■ Data listing:
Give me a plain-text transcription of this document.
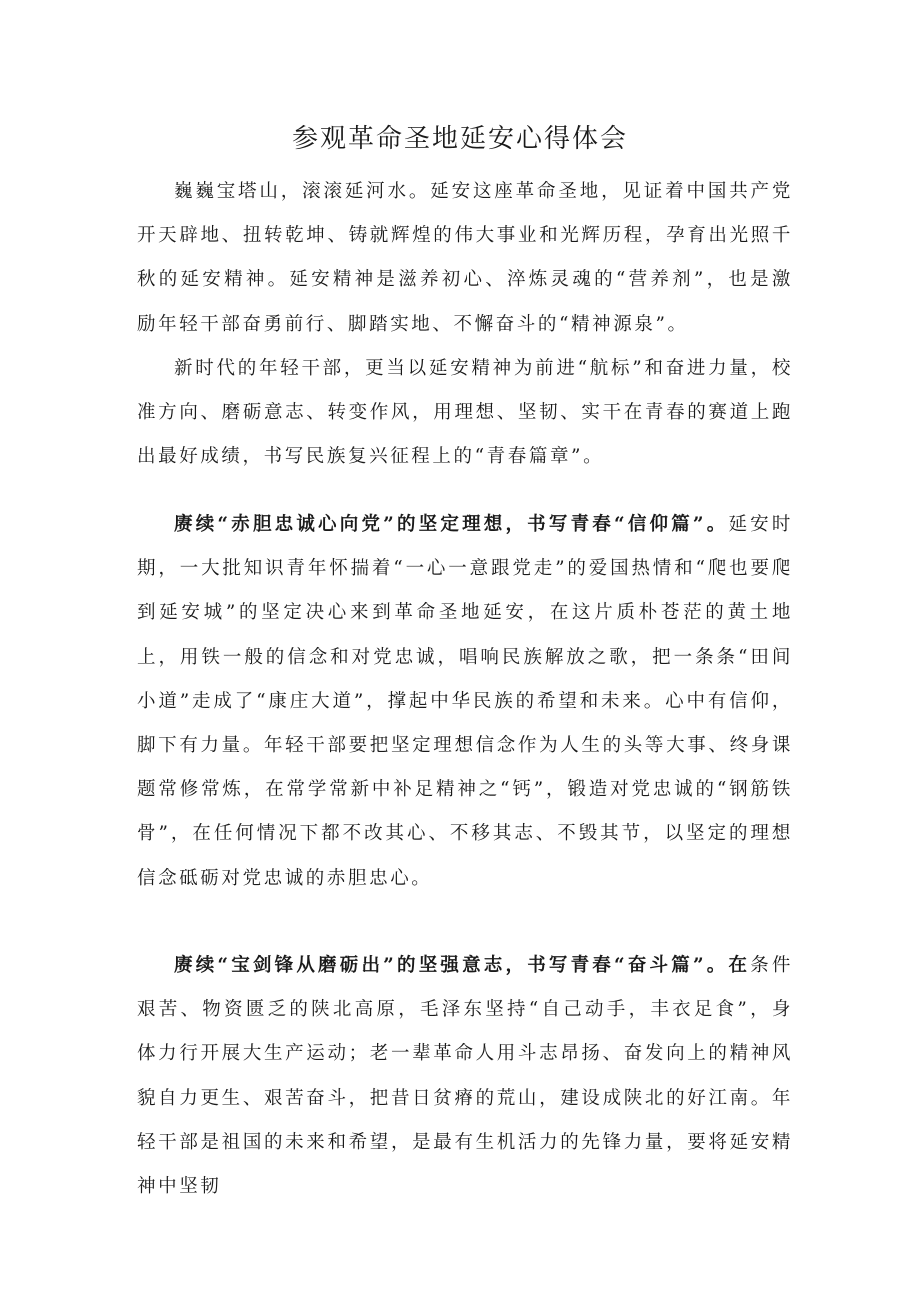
参观革命圣地延安心得体会

巍巍宝塔山，滚滚延河水。延安这座革命圣地，见证着中国共产党开天辟地、扭转乾坤、铸就辉煌的伟大事业和光辉历程，孕育出光照千秋的延安精神。延安精神是滋养初心、淬炼灵魂的“营养剂”，也是激励年轻干部奋勇前行、脚踏实地、不懈奋斗的“精神源泉”。

新时代的年轻干部，更当以延安精神为前进“航标”和奋进力量，校准方向、磨砺意志、转变作风，用理想、坚韧、实干在青春的赛道上跑出最好成绩，书写民族复兴征程上的“青春篇章”。

赓续“赤胆忠诚心向党”的坚定理想，书写青春“信仰篇”。延安时期，一大批知识青年怀揣着“一心一意跟党走”的爱国热情和“爬也要爬到延安城”的坚定决心来到革命圣地延安，在这片质朴苍茫的黄土地上，用铁一般的信念和对党忠诚，唱响民族解放之歌，把一条条“田间小道”走成了“康庄大道”，撑起中华民族的希望和未来。心中有信仰，脚下有力量。年轻干部要把坚定理想信念作为人生的头等大事、终身课题常修常炼，在常学常新中补足精神之“钙”，锻造对党忠诚的“钢筋铁骨”，在任何情况下都不改其心、不移其志、不毁其节，以坚定的理想信念砥砺对党忠诚的赤胆忠心。

赓续“宝剑锋从磨砺出”的坚强意志，书写青春“奋斗篇”。在条件艰苦、物资匮乏的陕北高原，毛泽东坚持“自己动手，丰衣足食”，身体力行开展大生产运动；老一辈革命人用斗志昂扬、奋发向上的精神风貌自力更生、艰苦奋斗，把昔日贫瘠的荒山，建设成陕北的好江南。年轻干部是祖国的未来和希望，是最有生机活力的先锋力量，要将延安精神中坚韧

■ What the task requires:
Return the full material word for word. Do not include the pictures.

■ Exercise result:
Give me a plain-text transcription of this document.
参观革命圣地延安心得体会

巍巍宝塔山，滚滚延河水。延安这座革命圣地，见证着中国共产党开天辟地、扭转乾坤、铸就辉煌的伟大事业和光辉历程，孕育出光照千秋的延安精神。延安精神是滋养初心、淬炼灵魂的“营养剂”，也是激励年轻干部奋勇前行、脚踏实地、不懈奋斗的“精神源泉”。

新时代的年轻干部，更当以延安精神为前进“航标”和奋进力量，校准方向、磨砺意志、转变作风，用理想、坚韧、实干在青春的赛道上跑出最好成绩，书写民族复兴征程上的“青春篇章”。

赓续“赤胆忠诚心向党”的坚定理想，书写青春“信仰篇”。延安时期，一大批知识青年怀揣着“一心一意跟党走”的爱国热情和“爬也要爬到延安城”的坚定决心来到革命圣地延安，在这片质朴苍茫的黄土地上，用铁一般的信念和对党忠诚，唱响民族解放之歌，把一条条“田间小道”走成了“康庄大道”，撑起中华民族的希望和未来。心中有信仰，脚下有力量。年轻干部要把坚定理想信念作为人生的头等大事、终身课题常修常炼，在常学常新中补足精神之“钙”，锻造对党忠诚的“钢筋铁骨”，在任何情况下都不改其心、不移其志、不毁其节，以坚定的理想信念砥砺对党忠诚的赤胆忠心。

赓续“宝剑锋从磨砺出”的坚强意志，书写青春“奋斗篇”。在条件艰苦、物资匮乏的陕北高原，毛泽东坚持“自己动手，丰衣足食”，身体力行开展大生产运动；老一辈革命人用斗志昂扬、奋发向上的精神风貌自力更生、艰苦奋斗，把昔日贫瘠的荒山，建设成陕北的好江南。年轻干部是祖国的未来和希望，是最有生机活力的先锋力量，要将延安精神中坚韧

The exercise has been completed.